_TASK DIRECTIONS_.
Return each line of the data below that contains the word "name", matching case exactly.
↓
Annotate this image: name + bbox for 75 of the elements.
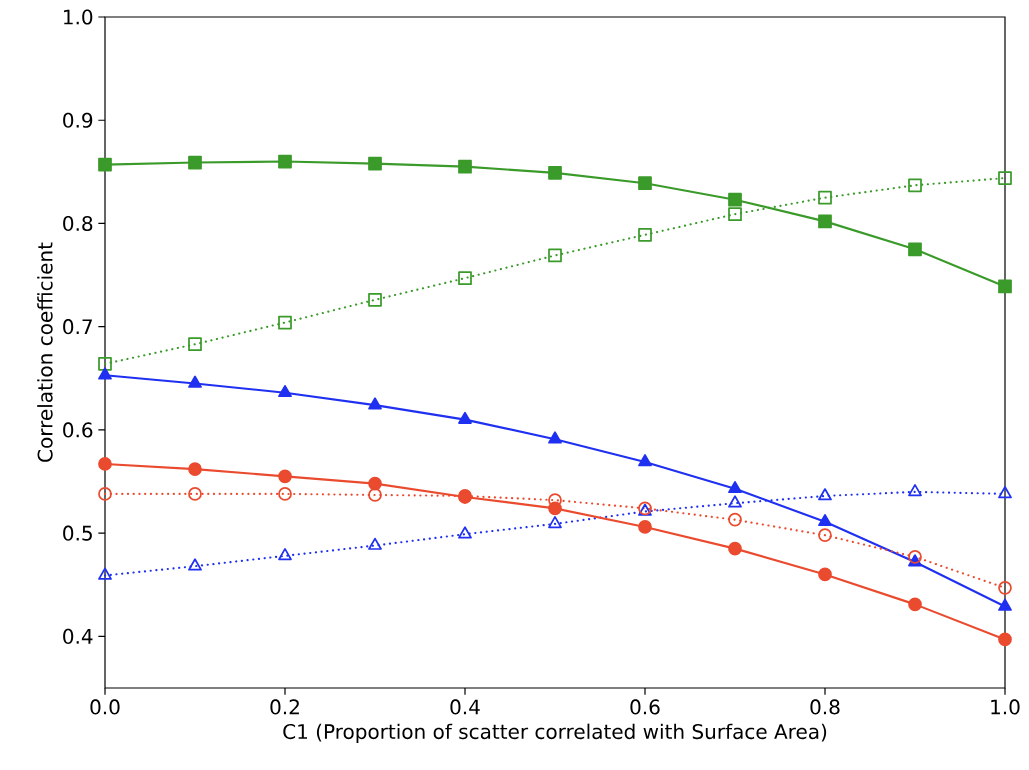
y-axis-title: Correlation coefficient <box>37 242 53 462</box>
y-tick-label: 0.8 <box>63 215 93 232</box>
point <box>98 487 112 501</box>
point <box>98 356 112 371</box>
point <box>728 207 742 222</box>
point <box>638 227 652 242</box>
x-tick-label: 0.0 <box>90 699 120 715</box>
x-tick-label: 0.8 <box>810 699 840 715</box>
y-tick-label: 0.5 <box>63 525 92 541</box>
point <box>638 454 652 467</box>
point <box>278 548 292 561</box>
point <box>278 315 292 330</box>
point <box>998 279 1012 294</box>
point <box>638 520 652 534</box>
y-tick-label: 0.6 <box>63 422 93 438</box>
point <box>458 271 472 286</box>
y-tick-label: 0.9 <box>63 112 93 128</box>
point <box>98 457 112 471</box>
x-tick-label: 0.4 <box>450 699 480 715</box>
point <box>188 462 202 477</box>
point <box>98 567 112 580</box>
point <box>188 375 202 388</box>
point <box>728 512 742 527</box>
point <box>998 580 1012 595</box>
point <box>458 526 472 539</box>
x-axis-title: C1 (Proportion of scatter correlated with Surface Area) <box>283 723 827 743</box>
point <box>548 516 562 529</box>
point <box>908 597 922 612</box>
point <box>728 541 742 556</box>
point <box>548 248 562 263</box>
point <box>368 156 382 171</box>
point <box>368 488 382 502</box>
point <box>368 397 382 410</box>
y-tick-label: 0.4 <box>63 628 93 644</box>
point <box>908 242 922 257</box>
point <box>368 476 382 491</box>
point <box>728 495 742 508</box>
point <box>818 488 832 501</box>
point <box>278 469 292 484</box>
point <box>368 537 382 550</box>
point <box>998 598 1012 611</box>
point <box>188 487 202 501</box>
y-tick-label: 0.7 <box>63 319 92 335</box>
point <box>818 567 832 582</box>
point <box>818 190 832 205</box>
point <box>818 528 832 543</box>
point <box>98 367 112 380</box>
point <box>998 632 1012 647</box>
point <box>188 155 202 170</box>
x-tick-label: 1.0 <box>991 699 1020 715</box>
point <box>98 157 112 172</box>
point <box>278 384 292 398</box>
point <box>278 487 292 501</box>
x-tick-label: 0.2 <box>270 699 299 715</box>
point <box>458 159 472 174</box>
point <box>728 192 742 207</box>
point <box>818 214 832 229</box>
point <box>548 431 562 444</box>
point <box>818 513 832 527</box>
point <box>728 480 742 494</box>
point <box>998 171 1012 185</box>
point <box>188 337 202 352</box>
point <box>638 176 652 191</box>
point <box>908 550 922 564</box>
point <box>908 178 922 193</box>
point <box>908 484 922 497</box>
point <box>998 486 1012 499</box>
point <box>188 558 202 571</box>
point <box>548 493 562 507</box>
y-tick-label: 1.0 <box>64 9 93 25</box>
point <box>548 166 562 180</box>
point <box>278 154 292 169</box>
point <box>368 292 382 307</box>
x-tick-label: 0.6 <box>630 699 660 715</box>
point <box>458 411 472 424</box>
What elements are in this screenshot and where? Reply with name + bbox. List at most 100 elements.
↑
_WORKED SOLUTION_.
Annotate this image: name + bbox for 75 of the elements.
What elements are in this screenshot and where? Reply with name + bbox. List at most 100 elements.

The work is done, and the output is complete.